## Exercise requirements
Search the material below for the word "yesterday". Copy every line that has it.

[Raw records]
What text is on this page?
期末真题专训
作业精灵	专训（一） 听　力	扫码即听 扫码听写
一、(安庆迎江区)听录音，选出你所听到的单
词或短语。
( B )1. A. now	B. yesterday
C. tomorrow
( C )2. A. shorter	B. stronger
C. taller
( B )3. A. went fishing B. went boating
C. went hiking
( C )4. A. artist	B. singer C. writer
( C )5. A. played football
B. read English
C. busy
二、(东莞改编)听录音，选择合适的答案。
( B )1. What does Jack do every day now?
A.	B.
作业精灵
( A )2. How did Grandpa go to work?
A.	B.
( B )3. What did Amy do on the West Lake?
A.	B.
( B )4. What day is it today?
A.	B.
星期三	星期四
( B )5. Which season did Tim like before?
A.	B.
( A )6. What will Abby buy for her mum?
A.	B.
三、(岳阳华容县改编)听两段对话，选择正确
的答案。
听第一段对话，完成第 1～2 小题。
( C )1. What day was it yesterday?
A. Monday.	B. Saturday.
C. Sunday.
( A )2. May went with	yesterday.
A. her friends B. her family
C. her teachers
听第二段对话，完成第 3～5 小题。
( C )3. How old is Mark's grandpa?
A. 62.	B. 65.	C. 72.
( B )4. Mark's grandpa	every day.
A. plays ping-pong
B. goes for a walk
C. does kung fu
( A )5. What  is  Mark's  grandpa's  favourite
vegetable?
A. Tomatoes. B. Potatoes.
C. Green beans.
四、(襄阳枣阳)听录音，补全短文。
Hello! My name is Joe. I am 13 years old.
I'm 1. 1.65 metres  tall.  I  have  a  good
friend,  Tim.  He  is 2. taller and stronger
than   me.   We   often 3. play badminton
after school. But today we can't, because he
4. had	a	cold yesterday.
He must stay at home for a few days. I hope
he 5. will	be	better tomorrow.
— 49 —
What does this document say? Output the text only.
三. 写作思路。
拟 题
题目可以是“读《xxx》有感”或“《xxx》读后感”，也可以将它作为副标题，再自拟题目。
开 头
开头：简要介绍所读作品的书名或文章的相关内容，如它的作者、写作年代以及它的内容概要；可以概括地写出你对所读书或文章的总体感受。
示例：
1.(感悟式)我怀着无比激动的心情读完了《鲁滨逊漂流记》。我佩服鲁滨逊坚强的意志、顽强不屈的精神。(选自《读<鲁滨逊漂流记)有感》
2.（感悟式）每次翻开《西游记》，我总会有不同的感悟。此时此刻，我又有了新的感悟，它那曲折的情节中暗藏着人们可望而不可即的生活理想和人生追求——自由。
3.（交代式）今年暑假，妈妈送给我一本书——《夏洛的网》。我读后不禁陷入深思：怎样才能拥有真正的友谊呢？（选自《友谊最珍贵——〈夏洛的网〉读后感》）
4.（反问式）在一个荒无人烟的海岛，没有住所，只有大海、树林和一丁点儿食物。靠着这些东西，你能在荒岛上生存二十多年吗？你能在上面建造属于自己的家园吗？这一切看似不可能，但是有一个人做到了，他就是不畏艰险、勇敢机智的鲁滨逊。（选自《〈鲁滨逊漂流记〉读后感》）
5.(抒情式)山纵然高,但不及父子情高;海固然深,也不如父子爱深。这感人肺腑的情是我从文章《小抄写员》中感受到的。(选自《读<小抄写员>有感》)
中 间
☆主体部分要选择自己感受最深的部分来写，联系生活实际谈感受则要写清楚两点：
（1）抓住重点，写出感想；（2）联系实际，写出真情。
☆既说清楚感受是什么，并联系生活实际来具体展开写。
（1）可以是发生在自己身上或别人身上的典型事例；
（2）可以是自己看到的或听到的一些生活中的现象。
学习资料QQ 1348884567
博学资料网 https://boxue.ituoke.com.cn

## Output for this task
( B )1. A. now	B. yesterday
( C )1. What day was it yesterday?
( A )2. May went with	yesterday.
4. had	a	cold yesterday.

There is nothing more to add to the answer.